• [What you will do]: Tally the lines in the listing below that contain "Voltage" and report the tally alone.

• [Dataset items]:
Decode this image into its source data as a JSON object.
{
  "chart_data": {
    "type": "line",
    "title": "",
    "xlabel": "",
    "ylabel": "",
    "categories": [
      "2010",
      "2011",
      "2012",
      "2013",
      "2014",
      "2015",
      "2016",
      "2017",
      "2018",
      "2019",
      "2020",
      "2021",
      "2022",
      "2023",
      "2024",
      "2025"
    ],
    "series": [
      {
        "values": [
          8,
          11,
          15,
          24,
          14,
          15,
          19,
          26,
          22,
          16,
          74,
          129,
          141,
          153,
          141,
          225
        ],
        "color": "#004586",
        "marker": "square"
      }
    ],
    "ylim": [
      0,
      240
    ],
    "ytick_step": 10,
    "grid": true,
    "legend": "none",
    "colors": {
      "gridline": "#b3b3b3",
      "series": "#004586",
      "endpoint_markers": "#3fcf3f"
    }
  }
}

==

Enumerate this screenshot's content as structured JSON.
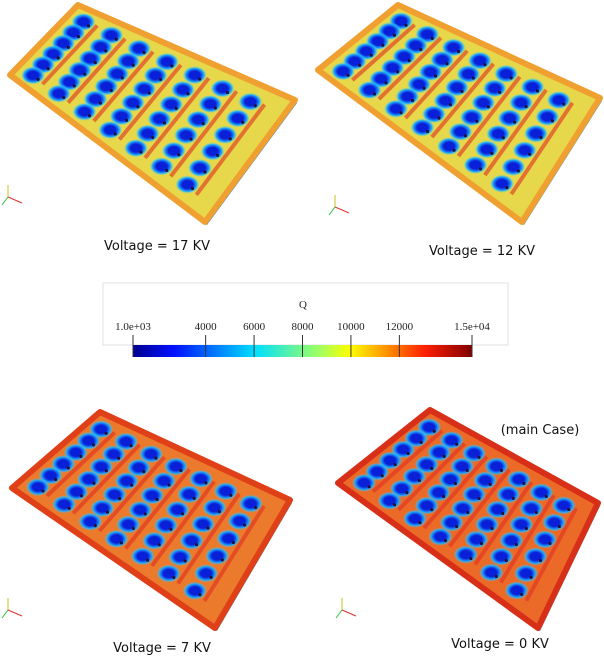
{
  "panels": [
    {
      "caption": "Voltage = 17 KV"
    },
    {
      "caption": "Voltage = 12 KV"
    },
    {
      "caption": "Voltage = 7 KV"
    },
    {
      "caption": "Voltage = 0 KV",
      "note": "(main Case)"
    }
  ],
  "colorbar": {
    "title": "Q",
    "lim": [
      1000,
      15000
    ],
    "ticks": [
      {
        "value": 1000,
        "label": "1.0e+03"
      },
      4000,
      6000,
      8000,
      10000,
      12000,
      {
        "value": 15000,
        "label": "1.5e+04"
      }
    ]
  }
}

• [Exercise answer]: 4